## [PROVIDED MATERIAL]
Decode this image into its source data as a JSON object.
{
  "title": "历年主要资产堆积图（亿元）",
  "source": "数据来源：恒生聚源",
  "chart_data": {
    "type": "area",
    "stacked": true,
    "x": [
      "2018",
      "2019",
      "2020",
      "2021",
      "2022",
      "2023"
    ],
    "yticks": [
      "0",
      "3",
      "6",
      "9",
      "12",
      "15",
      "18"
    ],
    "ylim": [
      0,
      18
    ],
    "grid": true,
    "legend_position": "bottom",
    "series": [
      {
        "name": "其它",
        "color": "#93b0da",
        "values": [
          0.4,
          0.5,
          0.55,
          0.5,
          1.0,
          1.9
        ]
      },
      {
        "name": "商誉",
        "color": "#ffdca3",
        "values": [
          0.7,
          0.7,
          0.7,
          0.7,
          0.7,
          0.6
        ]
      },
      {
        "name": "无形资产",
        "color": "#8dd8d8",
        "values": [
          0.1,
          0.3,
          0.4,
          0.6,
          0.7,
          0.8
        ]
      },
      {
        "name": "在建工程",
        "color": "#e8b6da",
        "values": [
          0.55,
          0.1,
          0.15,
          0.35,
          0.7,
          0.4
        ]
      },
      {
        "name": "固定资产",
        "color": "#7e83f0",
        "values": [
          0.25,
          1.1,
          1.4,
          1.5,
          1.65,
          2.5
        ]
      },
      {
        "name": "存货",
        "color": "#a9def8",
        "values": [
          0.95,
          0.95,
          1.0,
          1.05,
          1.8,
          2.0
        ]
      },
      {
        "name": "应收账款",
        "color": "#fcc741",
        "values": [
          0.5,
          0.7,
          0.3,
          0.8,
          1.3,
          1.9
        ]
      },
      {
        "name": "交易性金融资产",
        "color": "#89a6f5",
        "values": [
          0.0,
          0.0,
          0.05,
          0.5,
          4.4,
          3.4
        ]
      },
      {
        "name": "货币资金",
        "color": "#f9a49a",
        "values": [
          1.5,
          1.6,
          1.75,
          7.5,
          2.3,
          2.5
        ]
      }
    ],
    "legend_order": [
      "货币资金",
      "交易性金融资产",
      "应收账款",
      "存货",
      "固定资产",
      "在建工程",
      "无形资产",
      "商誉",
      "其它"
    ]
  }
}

## [EXERCISE DETAILS]
Without omitting anything, output the entries exactly.

## [RESPONSE FOR THIS EXERCISE]
Decode this image into its source data as a JSON object.
{
  "title": "历年主要资产堆积图（亿元）",
  "source": "数据来源：恒生聚源",
  "chart_data": {
    "type": "area",
    "stacked": true,
    "x": [
      "2018",
      "2019",
      "2020",
      "2021",
      "2022",
      "2023"
    ],
    "yticks": [
      "0",
      "3",
      "6",
      "9",
      "12",
      "15",
      "18"
    ],
    "ylim": [
      0,
      18
    ],
    "grid": true,
    "legend_position": "bottom",
    "series": [
      {
        "name": "其它",
        "color": "#93b0da",
        "values": [
          0.4,
          0.5,
          0.55,
          0.5,
          1.0,
          1.9
        ]
      },
      {
        "name": "商誉",
        "color": "#ffdca3",
        "values": [
          0.7,
          0.7,
          0.7,
          0.7,
          0.7,
          0.6
        ]
      },
      {
        "name": "无形资产",
        "color": "#8dd8d8",
        "values": [
          0.1,
          0.3,
          0.4,
          0.6,
          0.7,
          0.8
        ]
      },
      {
        "name": "在建工程",
        "color": "#e8b6da",
        "values": [
          0.55,
          0.1,
          0.15,
          0.35,
          0.7,
          0.4
        ]
      },
      {
        "name": "固定资产",
        "color": "#7e83f0",
        "values": [
          0.25,
          1.1,
          1.4,
          1.5,
          1.65,
          2.5
        ]
      },
      {
        "name": "存货",
        "color": "#a9def8",
        "values": [
          0.95,
          0.95,
          1.0,
          1.05,
          1.8,
          2.0
        ]
      },
      {
        "name": "应收账款",
        "color": "#fcc741",
        "values": [
          0.5,
          0.7,
          0.3,
          0.8,
          1.3,
          1.9
        ]
      },
      {
        "name": "交易性金融资产",
        "color": "#89a6f5",
        "values": [
          0.0,
          0.0,
          0.05,
          0.5,
          4.4,
          3.4
        ]
      },
      {
        "name": "货币资金",
        "color": "#f9a49a",
        "values": [
          1.5,
          1.6,
          1.75,
          7.5,
          2.3,
          2.5
        ]
      }
    ],
    "legend_order": [
      "货币资金",
      "交易性金融资产",
      "应收账款",
      "存货",
      "固定资产",
      "在建工程",
      "无形资产",
      "商誉",
      "其它"
    ]
  }
}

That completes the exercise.